Курск и Рыльск довольно часто встречаются в летописных сообщениях XII–XIII вв. и известны в дальнейшем
[628]. Воргол, Вороножский лес, Туров и Липовичск (о последнем см. ниже) упоминаются только в рассматриваемом рассказе. Летопись не приводит названий указанных выше слобод.
Летописный рассказ (Лаврентьевский и Симеоновский тексты) не содержит достаточно конкретных указаний ни на расположение этих пунктов, ни на маршруты военных действий, которые нередко дают надежные ориентиры локализации. Ясно лишь то, что Воргол и Рыльск были в одном княжеском владении и неподалеку от них находились слободы Ахмата, откуда исходило опустошение округи Воргола и Рыльска
[629]. Рать Ахмата пришла в Воргол («къ городу Варгулу») и уже оттуда вела карательные операции «воююче по всему княжению». Туров упомянут на обратном пути Ахмата: «поидоша от Воргола и пришедше в село в Туровъ… и тако поидоша прочь»

_____

:: Обязательные задания ::
a. Ответьте на вопросы по показанному тексту:
(i) Какие пункты упоминаются только в рассматриваемом рассказе?
(ii) Какие два пункта находились в одном княжеском владении?
(iii) На каком отрезке пути Ахмата упомянут Туров?
b. Выпишите из показанного текста дословный фрагмент: начните с места, где стоят слова «Курск и Рыльск», и остановитесь после слов «указанных выше слобод.».
Записи здесь никакой роли не играют.

_____

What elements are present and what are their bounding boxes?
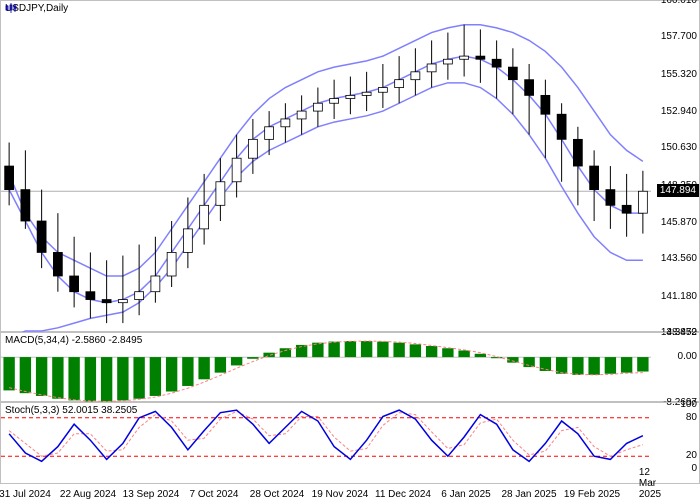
price-chart-svg	[1, 1, 651, 333]
price-ytick: 141.180	[661, 291, 697, 302]
x-tick: 28 Oct 2024	[250, 489, 304, 500]
x-tick: 13 Sep 2024	[123, 489, 180, 500]
x-tick: 19 Feb 2025	[564, 489, 620, 500]
stoch-ytick: 20	[686, 450, 697, 461]
stoch-ytick: 0	[691, 463, 697, 474]
price-ytick: 157.700	[661, 31, 697, 42]
price-ytick: 160.010	[661, 0, 697, 6]
macd-panel-title: MACD(5,34,4) -2.5860 -2.8495	[5, 335, 142, 346]
stoch-panel-title: Stoch(5,3,3) 52.0015 38.2505	[5, 405, 137, 416]
stoch-ytick: 100	[680, 399, 697, 410]
chart-container: USDJPY,Daily 138.870141.180143.560145.87…	[0, 0, 700, 500]
macd-panel: MACD(5,34,4) -2.5860 -2.8495 -8.26970.00…	[0, 332, 700, 402]
macd-ytick: 4.3452	[666, 327, 697, 338]
price-ytick: 143.560	[661, 253, 697, 264]
x-tick: 22 Aug 2024	[60, 489, 116, 500]
candlestick-icon	[5, 3, 17, 13]
x-tick: 12 Mar 2025	[639, 467, 661, 500]
price-ytick: 155.320	[661, 69, 697, 80]
price-panel-title: USDJPY,Daily	[5, 3, 68, 14]
price-ytick: 145.870	[661, 217, 697, 228]
x-tick: 7 Oct 2024	[190, 489, 239, 500]
price-panel: USDJPY,Daily 138.870141.180143.560145.87…	[0, 0, 700, 332]
x-tick: 28 Jan 2025	[501, 489, 556, 500]
price-ytick: 150.630	[661, 142, 697, 153]
x-tick: 19 Nov 2024	[312, 489, 369, 500]
macd-ytick: 0.00	[678, 351, 697, 362]
price-ytick: 152.940	[661, 106, 697, 117]
x-axis: 31 Jul 2024 22 Aug 2024 13 Sep 2024 7 Oct 2…	[0, 484, 650, 500]
x-tick: 6 Jan 2025	[441, 489, 491, 500]
current-price-badge: 147.894	[657, 184, 699, 197]
x-tick: 11 Dec 2024	[375, 489, 431, 500]
x-tick: 31 Jul 2024	[0, 489, 51, 500]
stoch-ytick: 80	[686, 412, 697, 423]
stoch-panel: Stoch(5,3,3) 52.0015 38.2505 0 20 80 100	[0, 402, 700, 484]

_____

:: Ответы по заданиям ::
a.
(i) Воргол, Вороножский лес, Туров и Липовичск.
(ii) Воргол и Рыльск.
(iii) На обратном пути Ахмата.

b.
Курск и Рыльск довольно часто встречаются в летописных сообщениях XII–XIII вв. и известны в дальнейшем
[628]. Воргол, Вороножский лес, Туров и Липовичск (о последнем см. ниже) упоминаются только в рассматриваемом рассказе. Летопись не приводит названий указанных выше слобод.